**** Given data

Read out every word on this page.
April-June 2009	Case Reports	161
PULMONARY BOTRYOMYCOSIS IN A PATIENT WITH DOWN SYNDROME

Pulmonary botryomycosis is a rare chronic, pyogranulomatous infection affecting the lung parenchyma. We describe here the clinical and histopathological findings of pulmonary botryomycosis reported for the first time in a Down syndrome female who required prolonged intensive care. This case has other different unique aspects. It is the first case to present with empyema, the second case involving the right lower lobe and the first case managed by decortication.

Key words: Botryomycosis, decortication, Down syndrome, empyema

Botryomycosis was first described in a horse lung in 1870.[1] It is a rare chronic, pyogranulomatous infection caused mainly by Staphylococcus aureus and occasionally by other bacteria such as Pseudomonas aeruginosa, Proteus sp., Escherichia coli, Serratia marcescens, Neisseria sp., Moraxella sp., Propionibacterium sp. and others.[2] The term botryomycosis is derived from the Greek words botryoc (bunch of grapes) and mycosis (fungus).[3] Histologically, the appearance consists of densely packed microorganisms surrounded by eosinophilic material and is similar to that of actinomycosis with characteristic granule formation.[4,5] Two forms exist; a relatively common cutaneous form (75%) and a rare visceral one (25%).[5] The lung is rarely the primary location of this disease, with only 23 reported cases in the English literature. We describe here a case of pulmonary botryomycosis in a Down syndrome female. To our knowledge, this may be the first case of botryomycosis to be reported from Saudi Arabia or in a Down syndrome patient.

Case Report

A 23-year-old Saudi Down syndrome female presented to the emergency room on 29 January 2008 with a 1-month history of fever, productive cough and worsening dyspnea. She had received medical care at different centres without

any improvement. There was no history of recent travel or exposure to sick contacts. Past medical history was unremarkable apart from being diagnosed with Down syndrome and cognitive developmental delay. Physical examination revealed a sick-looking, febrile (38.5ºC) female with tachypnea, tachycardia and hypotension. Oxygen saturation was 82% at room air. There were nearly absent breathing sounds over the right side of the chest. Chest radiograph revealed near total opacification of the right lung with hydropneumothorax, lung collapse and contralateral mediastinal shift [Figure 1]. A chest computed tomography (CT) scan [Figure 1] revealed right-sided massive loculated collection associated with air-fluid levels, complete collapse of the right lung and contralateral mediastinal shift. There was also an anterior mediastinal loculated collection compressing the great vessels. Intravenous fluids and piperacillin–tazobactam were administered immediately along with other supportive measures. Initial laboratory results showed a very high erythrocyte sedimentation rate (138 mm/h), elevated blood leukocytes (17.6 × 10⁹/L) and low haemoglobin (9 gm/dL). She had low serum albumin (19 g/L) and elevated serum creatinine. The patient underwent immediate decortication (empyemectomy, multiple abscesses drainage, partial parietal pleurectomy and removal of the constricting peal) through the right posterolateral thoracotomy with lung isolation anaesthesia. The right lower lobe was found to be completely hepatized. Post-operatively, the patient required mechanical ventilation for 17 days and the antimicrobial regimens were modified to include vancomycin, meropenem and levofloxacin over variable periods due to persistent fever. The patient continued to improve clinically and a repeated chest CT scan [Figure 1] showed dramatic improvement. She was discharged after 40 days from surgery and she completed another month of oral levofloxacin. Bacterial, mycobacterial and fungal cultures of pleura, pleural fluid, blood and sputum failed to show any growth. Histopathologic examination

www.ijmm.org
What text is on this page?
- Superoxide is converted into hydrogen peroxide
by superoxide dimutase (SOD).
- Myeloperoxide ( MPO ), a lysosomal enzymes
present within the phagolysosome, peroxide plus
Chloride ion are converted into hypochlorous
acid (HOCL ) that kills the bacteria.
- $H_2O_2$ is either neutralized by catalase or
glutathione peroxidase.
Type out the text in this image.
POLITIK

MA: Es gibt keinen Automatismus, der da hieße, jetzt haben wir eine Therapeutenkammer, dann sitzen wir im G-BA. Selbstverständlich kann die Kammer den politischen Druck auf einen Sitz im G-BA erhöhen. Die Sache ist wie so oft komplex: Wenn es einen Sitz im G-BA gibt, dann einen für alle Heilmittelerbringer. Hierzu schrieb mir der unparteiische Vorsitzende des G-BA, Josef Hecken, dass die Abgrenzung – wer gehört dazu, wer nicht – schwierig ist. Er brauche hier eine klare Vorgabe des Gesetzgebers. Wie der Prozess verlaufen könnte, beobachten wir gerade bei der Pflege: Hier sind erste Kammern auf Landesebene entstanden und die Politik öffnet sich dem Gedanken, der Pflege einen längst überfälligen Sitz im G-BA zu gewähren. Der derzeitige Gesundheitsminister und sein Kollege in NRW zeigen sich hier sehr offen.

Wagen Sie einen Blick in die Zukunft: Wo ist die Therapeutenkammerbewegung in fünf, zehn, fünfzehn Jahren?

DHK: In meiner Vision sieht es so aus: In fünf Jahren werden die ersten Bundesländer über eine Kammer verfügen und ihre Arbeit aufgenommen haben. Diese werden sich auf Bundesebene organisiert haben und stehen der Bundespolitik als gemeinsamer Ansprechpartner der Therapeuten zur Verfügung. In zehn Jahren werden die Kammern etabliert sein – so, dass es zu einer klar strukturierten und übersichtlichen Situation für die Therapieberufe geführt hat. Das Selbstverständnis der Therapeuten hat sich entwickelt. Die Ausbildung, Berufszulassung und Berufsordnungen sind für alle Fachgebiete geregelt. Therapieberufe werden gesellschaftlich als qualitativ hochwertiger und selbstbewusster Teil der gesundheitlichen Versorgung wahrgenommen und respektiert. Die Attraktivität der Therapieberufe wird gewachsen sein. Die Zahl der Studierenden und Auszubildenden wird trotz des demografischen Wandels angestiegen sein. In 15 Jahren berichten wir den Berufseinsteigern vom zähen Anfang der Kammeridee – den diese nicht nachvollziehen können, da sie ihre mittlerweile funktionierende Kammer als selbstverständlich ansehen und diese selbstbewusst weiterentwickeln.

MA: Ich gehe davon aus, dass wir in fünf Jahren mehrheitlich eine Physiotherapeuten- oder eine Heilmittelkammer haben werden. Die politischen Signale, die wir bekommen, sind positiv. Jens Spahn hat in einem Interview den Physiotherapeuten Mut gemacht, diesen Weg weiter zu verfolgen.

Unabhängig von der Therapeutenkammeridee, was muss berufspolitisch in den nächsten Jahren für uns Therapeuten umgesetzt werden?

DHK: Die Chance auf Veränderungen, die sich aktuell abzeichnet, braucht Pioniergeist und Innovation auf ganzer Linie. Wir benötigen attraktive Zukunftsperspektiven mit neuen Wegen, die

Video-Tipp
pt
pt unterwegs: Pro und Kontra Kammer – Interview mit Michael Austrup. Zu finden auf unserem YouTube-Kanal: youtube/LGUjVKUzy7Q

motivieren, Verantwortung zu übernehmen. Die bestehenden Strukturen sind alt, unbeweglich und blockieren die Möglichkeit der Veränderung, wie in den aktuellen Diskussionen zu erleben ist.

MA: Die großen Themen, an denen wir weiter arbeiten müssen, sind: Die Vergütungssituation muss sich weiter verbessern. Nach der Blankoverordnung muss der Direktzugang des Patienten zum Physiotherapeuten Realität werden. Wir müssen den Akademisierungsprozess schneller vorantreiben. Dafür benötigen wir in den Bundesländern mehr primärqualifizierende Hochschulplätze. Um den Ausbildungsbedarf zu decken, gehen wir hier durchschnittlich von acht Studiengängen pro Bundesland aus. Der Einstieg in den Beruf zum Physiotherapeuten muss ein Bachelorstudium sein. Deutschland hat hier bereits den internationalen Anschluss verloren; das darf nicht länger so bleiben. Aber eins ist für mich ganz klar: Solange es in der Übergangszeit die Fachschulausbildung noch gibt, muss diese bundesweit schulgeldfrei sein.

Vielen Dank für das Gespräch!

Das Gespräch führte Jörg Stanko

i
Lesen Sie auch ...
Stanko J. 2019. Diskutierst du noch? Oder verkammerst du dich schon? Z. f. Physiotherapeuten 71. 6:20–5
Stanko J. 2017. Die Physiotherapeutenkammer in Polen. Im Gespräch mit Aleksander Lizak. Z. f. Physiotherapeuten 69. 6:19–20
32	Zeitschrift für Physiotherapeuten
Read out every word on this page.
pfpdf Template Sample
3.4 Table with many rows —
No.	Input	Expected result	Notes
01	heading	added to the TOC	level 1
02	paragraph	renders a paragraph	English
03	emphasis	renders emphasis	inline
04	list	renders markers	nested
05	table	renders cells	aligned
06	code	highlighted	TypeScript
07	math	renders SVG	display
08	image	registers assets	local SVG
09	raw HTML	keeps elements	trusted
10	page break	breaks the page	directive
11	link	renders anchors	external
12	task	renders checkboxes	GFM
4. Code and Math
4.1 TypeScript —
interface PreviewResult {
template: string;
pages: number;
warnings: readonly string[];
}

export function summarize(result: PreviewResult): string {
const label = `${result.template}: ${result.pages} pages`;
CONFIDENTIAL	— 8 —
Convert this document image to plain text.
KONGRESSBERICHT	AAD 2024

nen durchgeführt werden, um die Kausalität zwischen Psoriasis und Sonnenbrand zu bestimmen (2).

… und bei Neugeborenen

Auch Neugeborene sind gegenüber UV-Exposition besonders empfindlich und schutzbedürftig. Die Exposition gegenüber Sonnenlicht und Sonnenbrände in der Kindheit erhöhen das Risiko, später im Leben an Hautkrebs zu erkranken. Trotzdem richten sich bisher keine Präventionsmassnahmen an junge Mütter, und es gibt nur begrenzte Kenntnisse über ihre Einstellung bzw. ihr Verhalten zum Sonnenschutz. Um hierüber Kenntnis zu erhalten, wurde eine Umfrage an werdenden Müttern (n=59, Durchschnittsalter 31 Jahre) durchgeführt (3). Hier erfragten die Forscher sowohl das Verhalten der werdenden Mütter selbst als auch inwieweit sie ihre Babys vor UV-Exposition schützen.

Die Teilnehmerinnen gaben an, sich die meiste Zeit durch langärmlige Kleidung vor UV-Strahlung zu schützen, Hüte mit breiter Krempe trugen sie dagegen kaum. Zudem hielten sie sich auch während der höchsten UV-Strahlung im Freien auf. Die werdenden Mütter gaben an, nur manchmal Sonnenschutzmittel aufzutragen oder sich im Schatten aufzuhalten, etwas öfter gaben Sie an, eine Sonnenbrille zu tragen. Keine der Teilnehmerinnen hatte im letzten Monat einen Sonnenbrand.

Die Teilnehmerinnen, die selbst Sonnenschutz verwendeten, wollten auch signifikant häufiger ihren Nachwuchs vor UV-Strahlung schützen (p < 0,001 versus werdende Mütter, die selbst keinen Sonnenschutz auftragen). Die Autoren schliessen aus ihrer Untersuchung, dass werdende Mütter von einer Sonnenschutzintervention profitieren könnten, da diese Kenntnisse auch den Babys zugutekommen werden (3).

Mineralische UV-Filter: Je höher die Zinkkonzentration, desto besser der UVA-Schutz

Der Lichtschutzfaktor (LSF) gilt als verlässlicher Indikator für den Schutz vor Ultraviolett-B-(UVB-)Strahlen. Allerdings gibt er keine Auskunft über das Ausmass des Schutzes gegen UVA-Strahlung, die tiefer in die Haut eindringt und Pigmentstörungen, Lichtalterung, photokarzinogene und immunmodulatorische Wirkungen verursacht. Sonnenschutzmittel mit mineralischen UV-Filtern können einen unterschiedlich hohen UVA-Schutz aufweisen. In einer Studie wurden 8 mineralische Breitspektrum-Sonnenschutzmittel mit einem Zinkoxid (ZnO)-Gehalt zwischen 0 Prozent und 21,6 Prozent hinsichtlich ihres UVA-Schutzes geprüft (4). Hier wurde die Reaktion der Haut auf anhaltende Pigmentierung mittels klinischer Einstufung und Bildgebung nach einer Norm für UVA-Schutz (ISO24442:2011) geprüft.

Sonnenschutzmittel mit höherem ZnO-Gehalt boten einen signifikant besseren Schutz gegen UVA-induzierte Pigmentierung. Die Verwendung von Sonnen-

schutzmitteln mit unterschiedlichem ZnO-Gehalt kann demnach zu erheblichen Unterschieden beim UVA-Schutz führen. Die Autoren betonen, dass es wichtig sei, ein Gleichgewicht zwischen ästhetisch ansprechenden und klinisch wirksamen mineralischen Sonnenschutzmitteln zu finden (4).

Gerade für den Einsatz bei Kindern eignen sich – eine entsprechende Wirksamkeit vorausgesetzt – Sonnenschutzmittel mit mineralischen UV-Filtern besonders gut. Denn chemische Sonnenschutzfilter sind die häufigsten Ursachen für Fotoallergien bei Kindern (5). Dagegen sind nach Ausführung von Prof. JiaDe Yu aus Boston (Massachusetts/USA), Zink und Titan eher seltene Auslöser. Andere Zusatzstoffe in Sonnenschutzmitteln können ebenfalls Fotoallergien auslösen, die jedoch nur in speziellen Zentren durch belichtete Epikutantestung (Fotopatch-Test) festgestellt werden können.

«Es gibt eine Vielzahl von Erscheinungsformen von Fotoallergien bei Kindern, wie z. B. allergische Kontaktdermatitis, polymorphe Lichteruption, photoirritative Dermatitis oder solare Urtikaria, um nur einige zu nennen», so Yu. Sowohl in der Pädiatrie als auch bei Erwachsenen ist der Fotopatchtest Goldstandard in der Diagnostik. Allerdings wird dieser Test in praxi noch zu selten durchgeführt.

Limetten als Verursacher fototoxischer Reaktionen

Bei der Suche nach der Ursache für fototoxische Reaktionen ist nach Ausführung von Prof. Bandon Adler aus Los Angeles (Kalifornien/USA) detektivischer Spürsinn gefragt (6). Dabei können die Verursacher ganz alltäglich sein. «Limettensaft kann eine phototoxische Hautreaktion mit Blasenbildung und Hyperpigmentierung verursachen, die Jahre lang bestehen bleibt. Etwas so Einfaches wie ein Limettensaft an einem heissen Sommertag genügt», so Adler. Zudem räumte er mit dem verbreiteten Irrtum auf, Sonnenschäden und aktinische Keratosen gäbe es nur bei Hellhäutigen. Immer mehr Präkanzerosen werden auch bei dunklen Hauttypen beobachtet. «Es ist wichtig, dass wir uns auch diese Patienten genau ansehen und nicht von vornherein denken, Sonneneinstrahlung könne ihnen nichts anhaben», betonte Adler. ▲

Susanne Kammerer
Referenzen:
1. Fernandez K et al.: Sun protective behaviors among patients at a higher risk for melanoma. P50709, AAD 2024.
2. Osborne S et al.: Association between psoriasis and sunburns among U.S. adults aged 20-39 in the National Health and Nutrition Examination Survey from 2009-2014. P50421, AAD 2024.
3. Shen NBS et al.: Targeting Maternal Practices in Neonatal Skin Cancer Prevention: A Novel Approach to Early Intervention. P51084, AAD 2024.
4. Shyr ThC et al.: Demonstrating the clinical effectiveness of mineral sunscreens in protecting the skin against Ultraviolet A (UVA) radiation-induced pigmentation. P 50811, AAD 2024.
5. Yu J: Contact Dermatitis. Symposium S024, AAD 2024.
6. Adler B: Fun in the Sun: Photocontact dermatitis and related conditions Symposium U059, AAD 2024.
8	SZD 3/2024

********

→ **Work required**:
Would you count the lines in the data that contain "Kindern" and answer with only the number?

→ **Exercise result**:
2